INSTRUCTIONS FOR THE TASK = Output verbatim the portion of the records that opens with their first line and closes with the line containing "135, 284, 231]", including both of those lines.

....

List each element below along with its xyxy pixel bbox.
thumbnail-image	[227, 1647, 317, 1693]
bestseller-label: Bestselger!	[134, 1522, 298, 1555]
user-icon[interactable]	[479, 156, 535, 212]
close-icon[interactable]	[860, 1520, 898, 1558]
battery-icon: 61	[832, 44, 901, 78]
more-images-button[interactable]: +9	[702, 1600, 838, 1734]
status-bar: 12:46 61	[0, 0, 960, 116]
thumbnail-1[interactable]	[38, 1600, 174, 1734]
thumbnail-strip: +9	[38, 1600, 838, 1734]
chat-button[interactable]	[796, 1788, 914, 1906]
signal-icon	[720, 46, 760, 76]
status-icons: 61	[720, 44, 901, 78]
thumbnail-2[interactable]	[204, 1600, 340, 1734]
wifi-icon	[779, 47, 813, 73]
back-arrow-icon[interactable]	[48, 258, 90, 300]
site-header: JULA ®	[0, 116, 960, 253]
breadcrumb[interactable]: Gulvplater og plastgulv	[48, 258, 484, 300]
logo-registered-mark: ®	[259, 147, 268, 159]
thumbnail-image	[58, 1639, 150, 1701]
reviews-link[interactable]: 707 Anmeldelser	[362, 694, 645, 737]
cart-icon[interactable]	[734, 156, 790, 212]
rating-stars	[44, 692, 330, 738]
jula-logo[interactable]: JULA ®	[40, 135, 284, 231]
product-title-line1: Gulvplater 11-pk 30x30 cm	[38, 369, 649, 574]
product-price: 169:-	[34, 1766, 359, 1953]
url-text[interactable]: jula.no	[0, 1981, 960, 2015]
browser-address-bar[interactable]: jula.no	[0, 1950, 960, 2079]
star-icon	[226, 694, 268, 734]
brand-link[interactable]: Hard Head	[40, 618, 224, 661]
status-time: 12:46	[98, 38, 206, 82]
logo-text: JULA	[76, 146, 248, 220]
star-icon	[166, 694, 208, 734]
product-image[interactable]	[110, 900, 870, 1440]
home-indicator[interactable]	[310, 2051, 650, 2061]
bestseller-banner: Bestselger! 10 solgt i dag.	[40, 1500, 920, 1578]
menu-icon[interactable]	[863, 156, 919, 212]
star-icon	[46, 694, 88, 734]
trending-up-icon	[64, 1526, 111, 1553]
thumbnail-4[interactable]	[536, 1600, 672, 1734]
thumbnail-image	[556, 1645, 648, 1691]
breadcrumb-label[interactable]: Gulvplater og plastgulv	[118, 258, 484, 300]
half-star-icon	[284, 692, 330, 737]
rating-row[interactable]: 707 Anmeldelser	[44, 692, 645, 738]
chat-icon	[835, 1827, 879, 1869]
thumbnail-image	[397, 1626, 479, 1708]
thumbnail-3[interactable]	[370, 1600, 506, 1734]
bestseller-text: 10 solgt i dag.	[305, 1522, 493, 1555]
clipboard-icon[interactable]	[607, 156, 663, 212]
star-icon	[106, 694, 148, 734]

....

WRITTEN RESPONSE =
List each element below along with its xyxy pixel bbox.
thumbnail-image	[227, 1647, 317, 1693]
bestseller-label: Bestselger!	[134, 1522, 298, 1555]
user-icon[interactable]	[479, 156, 535, 212]
close-icon[interactable]	[860, 1520, 898, 1558]
battery-icon: 61	[832, 44, 901, 78]
more-images-button[interactable]: +9	[702, 1600, 838, 1734]
status-bar: 12:46 61	[0, 0, 960, 116]
thumbnail-1[interactable]	[38, 1600, 174, 1734]
thumbnail-strip: +9	[38, 1600, 838, 1734]
chat-button[interactable]	[796, 1788, 914, 1906]
signal-icon	[720, 46, 760, 76]
status-icons: 61	[720, 44, 901, 78]
thumbnail-2[interactable]	[204, 1600, 340, 1734]
wifi-icon	[779, 47, 813, 73]
back-arrow-icon[interactable]	[48, 258, 90, 300]
site-header: JULA ®	[0, 116, 960, 253]
breadcrumb[interactable]: Gulvplater og plastgulv	[48, 258, 484, 300]
logo-registered-mark: ®	[259, 147, 268, 159]
thumbnail-image	[58, 1639, 150, 1701]
reviews-link[interactable]: 707 Anmeldelser	[362, 694, 645, 737]
cart-icon[interactable]	[734, 156, 790, 212]
rating-stars	[44, 692, 330, 738]
jula-logo[interactable]: JULA ®	[40, 135, 284, 231]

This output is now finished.